Job:
Without the pictures, copy the entries below word for word.

[Entries taken from a collection]
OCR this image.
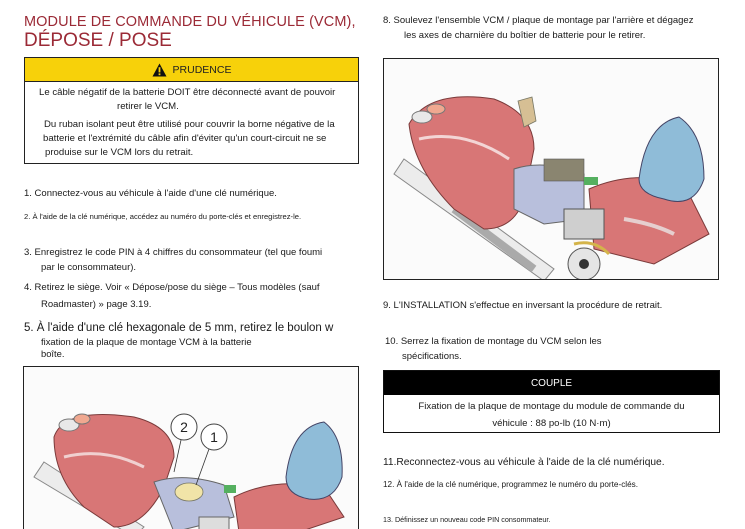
MODULE DE COMMANDE DU VÉHICULE (VCM),
DÉPOSE / POSE
PRUDENCE

Le câble négatif de la batterie DOIT être déconnecté avant de pouvoir
retirer le VCM.

Du ruban isolant peut être utilisé pour couvrir la borne négative de la
batterie et l'extrémité du câble afin d'éviter qu'un court-circuit ne se
produise sur le VCM lors du retrait.

1. Connectez-vous au véhicule à l'aide d'une clé numérique.
2. À l'aide de la clé numérique, accédez au numéro du porte-clés et enregistrez-le.
3. Enregistrez le code PIN à 4 chiffres du consommateur (tel que foumi
par le consommateur).
4. Retirez le siège. Voir « Dépose/pose du siège – Tous modèles (sauf
Roadmaster) » page 3.19.
5. À l'aide d'une clé hexagonale de 5 mm, retirez le boulon w
fixation de la plaque de montage VCM à la batterie
boîte.
2
1
8. Soulevez l'ensemble VCM / plaque de montage par l'arrière et dégagez
les axes de charnière du boîtier de batterie pour le retirer.
9. L'INSTALLATION s'effectue en inversant la procédure de retrait.
10. Serrez la fixation de montage du VCM selon les
spécifications.
COUPLE
Fixation de la plaque de montage du module de commande du
véhicule : 88 po-lb (10 N·m)
11.Reconnectez-vous au véhicule à l'aide de la clé numérique.
12. À l'aide de la clé numérique, programmez le numéro du porte-clés.
13. Définissez un nouveau code PIN consommateur.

Finished task:
OCR this image.
MODULE DE COMMANDE DU VÉHICULE (VCM),
DÉPOSE / POSE
PRUDENCE

Le câble négatif de la batterie DOIT être déconnecté avant de pouvoir
retirer le VCM.

Du ruban isolant peut être utilisé pour couvrir la borne négative de la
batterie et l'extrémité du câble afin d'éviter qu'un court-circuit ne se
produise sur le VCM lors du retrait.

1. Connectez-vous au véhicule à l'aide d'une clé numérique.
2. À l'aide de la clé numérique, accédez au numéro du porte-clés et enregistrez-le.
3. Enregistrez le code PIN à 4 chiffres du consommateur (tel que foumi
par le consommateur).
4. Retirez le siège. Voir « Dépose/pose du siège – Tous modèles (sauf
Roadmaster) » page 3.19.
5. À l'aide d'une clé hexagonale de 5 mm, retirez le boulon w
fixation de la plaque de montage VCM à la batterie
boîte.
2
1
8. Soulevez l'ensemble VCM / plaque de montage par l'arrière et dégagez
les axes de charnière du boîtier de batterie pour le retirer.
9. L'INSTALLATION s'effectue en inversant la procédure de retrait.
10. Serrez la fixation de montage du VCM selon les
spécifications.
COUPLE
Fixation de la plaque de montage du module de commande du
véhicule : 88 po-lb (10 N·m)
11.Reconnectez-vous au véhicule à l'aide de la clé numérique.
12. À l'aide de la clé numérique, programmez le numéro du porte-clés.
13. Définissez un nouveau code PIN consommateur.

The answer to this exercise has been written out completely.